● Records for this task
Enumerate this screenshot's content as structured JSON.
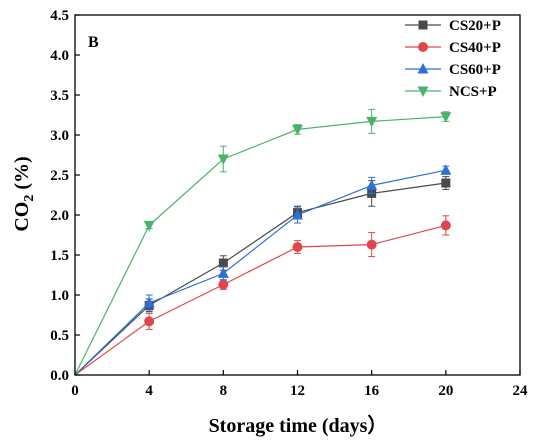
{
  "chart_data": {
    "type": "line",
    "panel_label": "B",
    "xlabel": "Storage time (days）",
    "ylabel_main": "CO",
    "ylabel_sub": "2",
    "ylabel_unit": " (%)",
    "xlim": [
      0,
      24
    ],
    "ylim": [
      0,
      4.5
    ],
    "xticks": [
      "0",
      "4",
      "8",
      "12",
      "16",
      "20",
      "24"
    ],
    "yticks": [
      "0.0",
      "0.5",
      "1.0",
      "1.5",
      "2.0",
      "2.5",
      "3.0",
      "3.5",
      "4.0",
      "4.5"
    ],
    "grid": false,
    "legend_position": "top-right",
    "x": [
      0,
      4,
      8,
      12,
      16,
      20
    ],
    "series": [
      {
        "name": "CS20+P",
        "color": "#4a4a4a",
        "marker": "square",
        "values": [
          0,
          0.87,
          1.4,
          2.03,
          2.27,
          2.4
        ],
        "errors": [
          0,
          0.08,
          0.09,
          0.08,
          0.16,
          0.08
        ]
      },
      {
        "name": "CS40+P",
        "color": "#e0474c",
        "marker": "circle",
        "values": [
          0,
          0.67,
          1.13,
          1.6,
          1.63,
          1.87
        ],
        "errors": [
          0,
          0.1,
          0.06,
          0.08,
          0.15,
          0.12
        ]
      },
      {
        "name": "CS60+P",
        "color": "#2f6fd8",
        "marker": "triangle-up",
        "values": [
          0,
          0.9,
          1.27,
          2.0,
          2.37,
          2.56
        ],
        "errors": [
          0,
          0.1,
          0.08,
          0.1,
          0.1,
          0.05
        ]
      },
      {
        "name": "NCS+P",
        "color": "#4bb36b",
        "marker": "triangle-down",
        "values": [
          0,
          1.87,
          2.7,
          3.07,
          3.17,
          3.23
        ],
        "errors": [
          0,
          0.04,
          0.16,
          0.06,
          0.15,
          0.06
        ]
      }
    ]
  }
}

● Goal
Copy each line of the data that contains the word "name".

● Reply to the exercise
        "name": "CS20+P",
        "name": "CS40+P",
        "name": "CS60+P",
        "name": "NCS+P",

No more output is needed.